-- START OF RECORDS FOR THE TASK --

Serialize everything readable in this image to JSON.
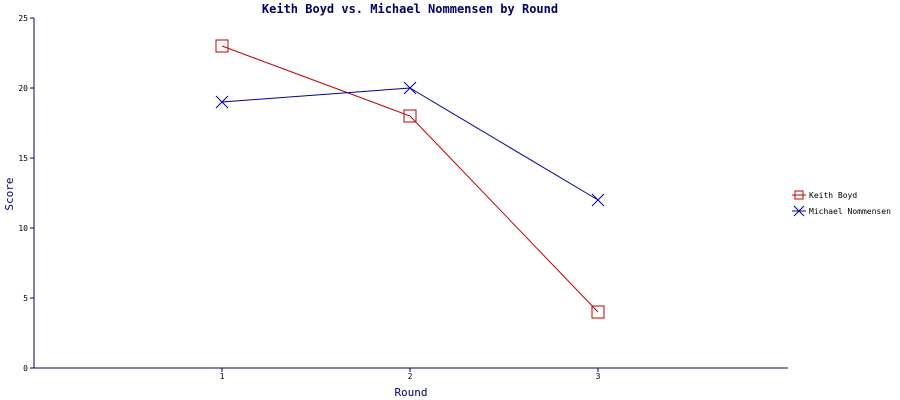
{
  "chart_data": {
    "type": "line",
    "title": "Keith Boyd vs. Michael Nommensen by Round",
    "xlabel": "Round",
    "ylabel": "Score",
    "categories": [
      "1",
      "2",
      "3"
    ],
    "ylim": [
      0,
      25
    ],
    "yticks": [
      0,
      5,
      10,
      15,
      20,
      25
    ],
    "grid": false,
    "legend_position": "right",
    "series": [
      {
        "name": "Keith Boyd",
        "marker": "square",
        "color": "#c00000",
        "values": [
          23,
          18,
          4
        ]
      },
      {
        "name": "Michael Nommensen",
        "marker": "x",
        "color": "#000099",
        "values": [
          19,
          20,
          12
        ]
      }
    ]
  }
}
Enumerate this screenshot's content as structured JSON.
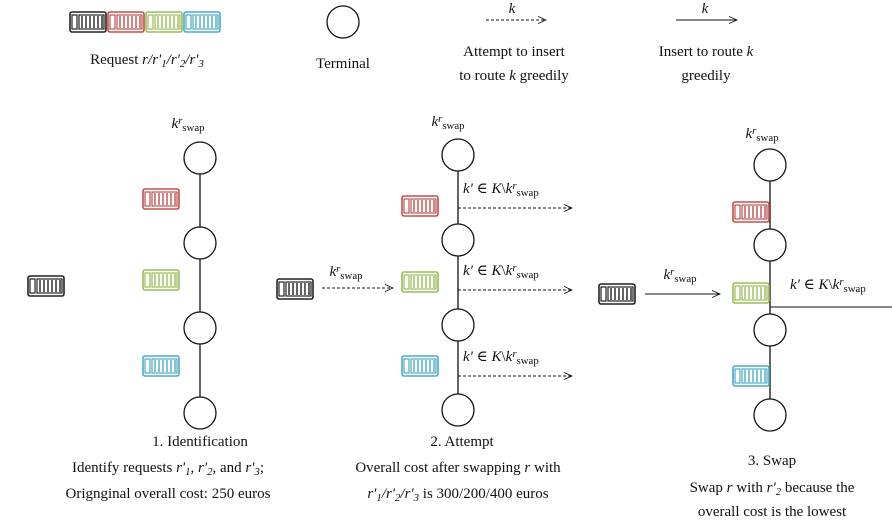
{
  "legend": {
    "request": [
      "Request ",
      "r",
      "/",
      "r'",
      "1",
      "/",
      "r'",
      "2",
      "/",
      "r'",
      "3"
    ],
    "terminal": "Terminal",
    "attempt": {
      "k": "k",
      "line1": "Attempt to insert",
      "line2": [
        "to route ",
        "k",
        " greedily"
      ]
    },
    "insert": {
      "k": "k",
      "line1": [
        "Insert to route ",
        "k"
      ],
      "line2": "greedily"
    }
  },
  "swap_route": [
    "k",
    "r",
    "swap"
  ],
  "other_routes": [
    "k'",
    " ∈ ",
    "K",
    "\\",
    "k",
    "r",
    "swap"
  ],
  "panels": [
    {
      "title": "1. Identification",
      "caption": [
        [
          "Identify requests ",
          "r'",
          "1",
          ", ",
          "r'",
          "2",
          ", and ",
          "r'",
          "3",
          ";"
        ],
        [
          "Orignginal overall cost: 250 euros"
        ]
      ]
    },
    {
      "title": "2. Attempt",
      "caption": [
        [
          "Overall cost after swapping ",
          "r",
          " with"
        ],
        [
          "r'",
          "1",
          "/",
          "r'",
          "2",
          "/",
          "r'",
          "3",
          " is 300/200/400 euros"
        ]
      ]
    },
    {
      "title": "3. Swap",
      "caption": [
        [
          "Swap ",
          "r",
          " with ",
          "r'",
          "2",
          " because the"
        ],
        [
          "overall cost is the lowest"
        ]
      ]
    }
  ]
}
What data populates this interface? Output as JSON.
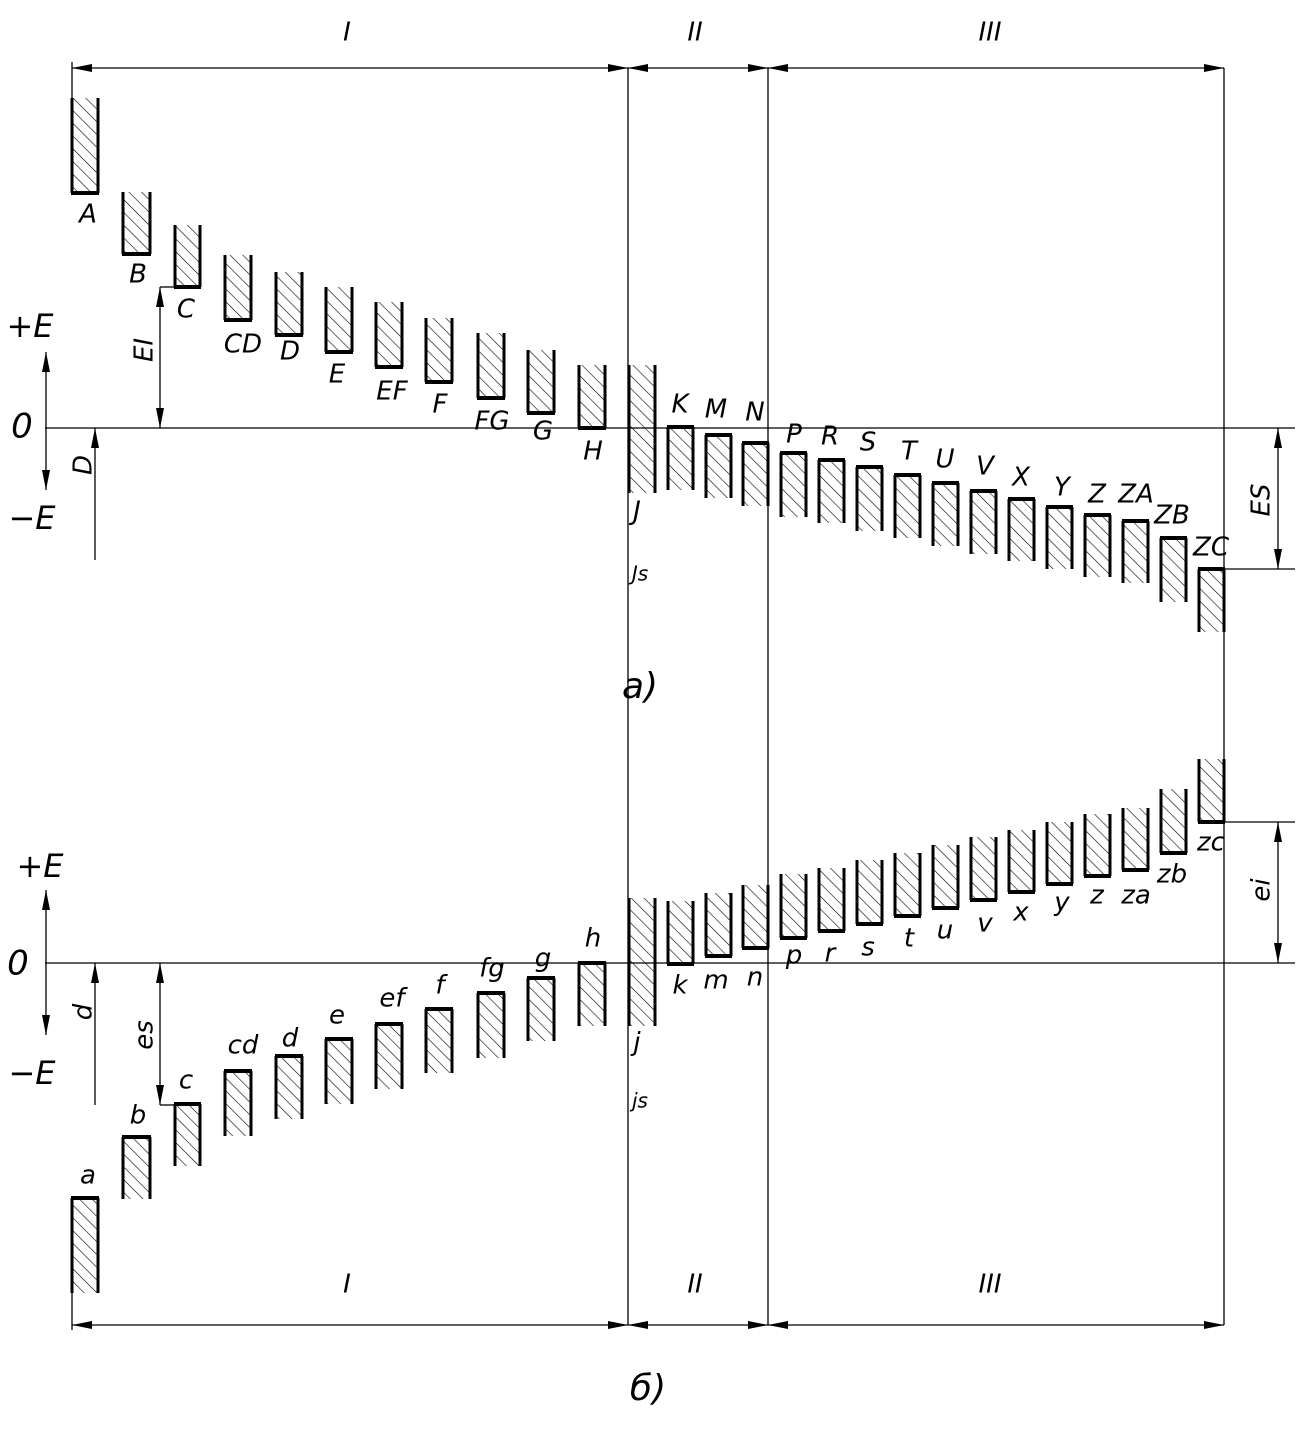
{
  "upper": {
    "zones": [
      "I",
      "II",
      "III"
    ],
    "axis": {
      "plus": "+E",
      "zero": "0",
      "minus": "−E"
    },
    "dims": {
      "main": "D",
      "lower_dev": "EI",
      "upper_dev": "ES"
    },
    "letters": [
      "A",
      "B",
      "C",
      "CD",
      "D",
      "E",
      "EF",
      "F",
      "FG",
      "G",
      "H",
      "J",
      "Js",
      "K",
      "M",
      "N",
      "P",
      "R",
      "S",
      "T",
      "U",
      "V",
      "X",
      "Y",
      "Z",
      "ZA",
      "ZB",
      "ZC"
    ],
    "caption": "а)"
  },
  "lower": {
    "zones": [
      "I",
      "II",
      "III"
    ],
    "axis": {
      "plus": "+E",
      "zero": "0",
      "minus": "−E"
    },
    "dims": {
      "main": "d",
      "upper_dev": "es",
      "lower_dev": "ei"
    },
    "letters": [
      "a",
      "b",
      "c",
      "cd",
      "d",
      "e",
      "ef",
      "f",
      "fg",
      "g",
      "h",
      "j",
      "js",
      "k",
      "m",
      "n",
      "p",
      "r",
      "s",
      "t",
      "u",
      "v",
      "x",
      "y",
      "z",
      "za",
      "zb",
      "zc"
    ],
    "caption": "б)"
  }
}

-- END OF RECORDS FOR THE TASK --

▶ _WHAT IS NEEDED_
Give every record back exactly as it reads, with no images.

▶ _THE SOLUTION_
Serialize everything readable in this image to JSON.
{
  "chart_data": {
    "type": "line",
    "title": "Keith Boyd vs. Michael Nommensen by Round",
    "xlabel": "Round",
    "ylabel": "Score",
    "categories": [
      "1",
      "2",
      "3"
    ],
    "ylim": [
      0,
      25
    ],
    "yticks": [
      0,
      5,
      10,
      15,
      20,
      25
    ],
    "grid": false,
    "legend_position": "right",
    "series": [
      {
        "name": "Keith Boyd",
        "marker": "square",
        "color": "#c00000",
        "values": [
          23,
          18,
          4
        ]
      },
      {
        "name": "Michael Nommensen",
        "marker": "x",
        "color": "#000099",
        "values": [
          19,
          20,
          12
        ]
      }
    ]
  }
}
Enumerate this screenshot's content as structured JSON.
{
  "legend": {
    "request": [
      "Request ",
      "r",
      "/",
      "r'",
      "1",
      "/",
      "r'",
      "2",
      "/",
      "r'",
      "3"
    ],
    "terminal": "Terminal",
    "attempt": {
      "k": "k",
      "line1": "Attempt to insert",
      "line2": [
        "to route ",
        "k",
        " greedily"
      ]
    },
    "insert": {
      "k": "k",
      "line1": [
        "Insert to route ",
        "k"
      ],
      "line2": "greedily"
    }
  },
  "swap_route": [
    "k",
    "r",
    "swap"
  ],
  "other_routes": [
    "k'",
    " ∈ ",
    "K",
    "\\",
    "k",
    "r",
    "swap"
  ],
  "panels": [
    {
      "title": "1. Identification",
      "caption": [
        [
          "Identify requests ",
          "r'",
          "1",
          ", ",
          "r'",
          "2",
          ", and ",
          "r'",
          "3",
          ";"
        ],
        [
          "Orignginal overall cost: 250 euros"
        ]
      ]
    },
    {
      "title": "2. Attempt",
      "caption": [
        [
          "Overall cost after swapping ",
          "r",
          " with"
        ],
        [
          "r'",
          "1",
          "/",
          "r'",
          "2",
          "/",
          "r'",
          "3",
          " is 300/200/400 euros"
        ]
      ]
    },
    {
      "title": "3. Swap",
      "caption": [
        [
          "Swap ",
          "r",
          " with ",
          "r'",
          "2",
          " because the"
        ],
        [
          "overall cost is the lowest"
        ]
      ]
    }
  ]
}
What data populates this interface? Output as JSON.
{
  "upper": {
    "zones": [
      "I",
      "II",
      "III"
    ],
    "axis": {
      "plus": "+E",
      "zero": "0",
      "minus": "−E"
    },
    "dims": {
      "main": "D",
      "lower_dev": "EI",
      "upper_dev": "ES"
    },
    "letters": [
      "A",
      "B",
      "C",
      "CD",
      "D",
      "E",
      "EF",
      "F",
      "FG",
      "G",
      "H",
      "J",
      "Js",
      "K",
      "M",
      "N",
      "P",
      "R",
      "S",
      "T",
      "U",
      "V",
      "X",
      "Y",
      "Z",
      "ZA",
      "ZB",
      "ZC"
    ],
    "caption": "а)"
  },
  "lower": {
    "zones": [
      "I",
      "II",
      "III"
    ],
    "axis": {
      "plus": "+E",
      "zero": "0",
      "minus": "−E"
    },
    "dims": {
      "main": "d",
      "upper_dev": "es",
      "lower_dev": "ei"
    },
    "letters": [
      "a",
      "b",
      "c",
      "cd",
      "d",
      "e",
      "ef",
      "f",
      "fg",
      "g",
      "h",
      "j",
      "js",
      "k",
      "m",
      "n",
      "p",
      "r",
      "s",
      "t",
      "u",
      "v",
      "x",
      "y",
      "z",
      "za",
      "zb",
      "zc"
    ],
    "caption": "б)"
  }
}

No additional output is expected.